[START Records for the exercise]
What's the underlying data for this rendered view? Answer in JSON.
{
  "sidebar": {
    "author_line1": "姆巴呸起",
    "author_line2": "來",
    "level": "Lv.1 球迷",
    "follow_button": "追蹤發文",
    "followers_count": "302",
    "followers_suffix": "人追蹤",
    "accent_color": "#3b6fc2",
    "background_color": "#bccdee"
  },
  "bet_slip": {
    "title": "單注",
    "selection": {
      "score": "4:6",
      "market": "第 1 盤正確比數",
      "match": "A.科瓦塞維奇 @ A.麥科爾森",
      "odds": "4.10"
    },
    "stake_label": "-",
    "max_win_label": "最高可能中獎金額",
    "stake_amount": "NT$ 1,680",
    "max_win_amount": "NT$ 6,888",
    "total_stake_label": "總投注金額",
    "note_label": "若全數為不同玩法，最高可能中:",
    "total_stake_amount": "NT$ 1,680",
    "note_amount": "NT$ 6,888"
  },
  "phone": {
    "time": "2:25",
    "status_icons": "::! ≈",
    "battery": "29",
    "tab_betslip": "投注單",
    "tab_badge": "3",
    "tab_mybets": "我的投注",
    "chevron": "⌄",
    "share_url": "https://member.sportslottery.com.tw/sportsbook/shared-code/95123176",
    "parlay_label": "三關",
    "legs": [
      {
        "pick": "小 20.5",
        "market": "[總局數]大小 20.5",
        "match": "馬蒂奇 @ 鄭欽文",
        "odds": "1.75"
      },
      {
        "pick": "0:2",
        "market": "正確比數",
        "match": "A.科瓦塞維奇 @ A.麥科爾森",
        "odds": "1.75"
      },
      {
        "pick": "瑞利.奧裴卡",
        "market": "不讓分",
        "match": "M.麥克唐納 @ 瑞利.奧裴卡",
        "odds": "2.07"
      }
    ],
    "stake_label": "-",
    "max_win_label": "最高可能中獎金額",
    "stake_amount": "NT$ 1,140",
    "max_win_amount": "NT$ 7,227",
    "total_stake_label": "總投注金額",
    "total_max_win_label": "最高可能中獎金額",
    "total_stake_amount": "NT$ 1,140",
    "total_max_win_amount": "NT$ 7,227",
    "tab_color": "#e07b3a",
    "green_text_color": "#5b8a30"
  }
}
[END Records for the exercise]
• **Exercise aim**
Output the complete data exactly as written.

• **Response to this task**
What's the underlying data for this rendered view? Answer in JSON.
{
  "sidebar": {
    "author_line1": "姆巴呸起",
    "author_line2": "來",
    "level": "Lv.1 球迷",
    "follow_button": "追蹤發文",
    "followers_count": "302",
    "followers_suffix": "人追蹤",
    "accent_color": "#3b6fc2",
    "background_color": "#bccdee"
  },
  "bet_slip": {
    "title": "單注",
    "selection": {
      "score": "4:6",
      "market": "第 1 盤正確比數",
      "match": "A.科瓦塞維奇 @ A.麥科爾森",
      "odds": "4.10"
    },
    "stake_label": "-",
    "max_win_label": "最高可能中獎金額",
    "stake_amount": "NT$ 1,680",
    "max_win_amount": "NT$ 6,888",
    "total_stake_label": "總投注金額",
    "note_label": "若全數為不同玩法，最高可能中:",
    "total_stake_amount": "NT$ 1,680",
    "note_amount": "NT$ 6,888"
  },
  "phone": {
    "time": "2:25",
    "status_icons": "::! ≈",
    "battery": "29",
    "tab_betslip": "投注單",
    "tab_badge": "3",
    "tab_mybets": "我的投注",
    "chevron": "⌄",
    "share_url": "https://member.sportslottery.com.tw/sportsbook/shared-code/95123176",
    "parlay_label": "三關",
    "legs": [
      {
        "pick": "小 20.5",
        "market": "[總局數]大小 20.5",
        "match": "馬蒂奇 @ 鄭欽文",
        "odds": "1.75"
      },
      {
        "pick": "0:2",
        "market": "正確比數",
        "match": "A.科瓦塞維奇 @ A.麥科爾森",
        "odds": "1.75"
      },
      {
        "pick": "瑞利.奧裴卡",
        "market": "不讓分",
        "match": "M.麥克唐納 @ 瑞利.奧裴卡",
        "odds": "2.07"
      }
    ],
    "stake_label": "-",
    "max_win_label": "最高可能中獎金額",
    "stake_amount": "NT$ 1,140",
    "max_win_amount": "NT$ 7,227",
    "total_stake_label": "總投注金額",
    "total_max_win_label": "最高可能中獎金額",
    "total_stake_amount": "NT$ 1,140",
    "total_max_win_amount": "NT$ 7,227",
    "tab_color": "#e07b3a",
    "green_text_color": "#5b8a30"
  }
}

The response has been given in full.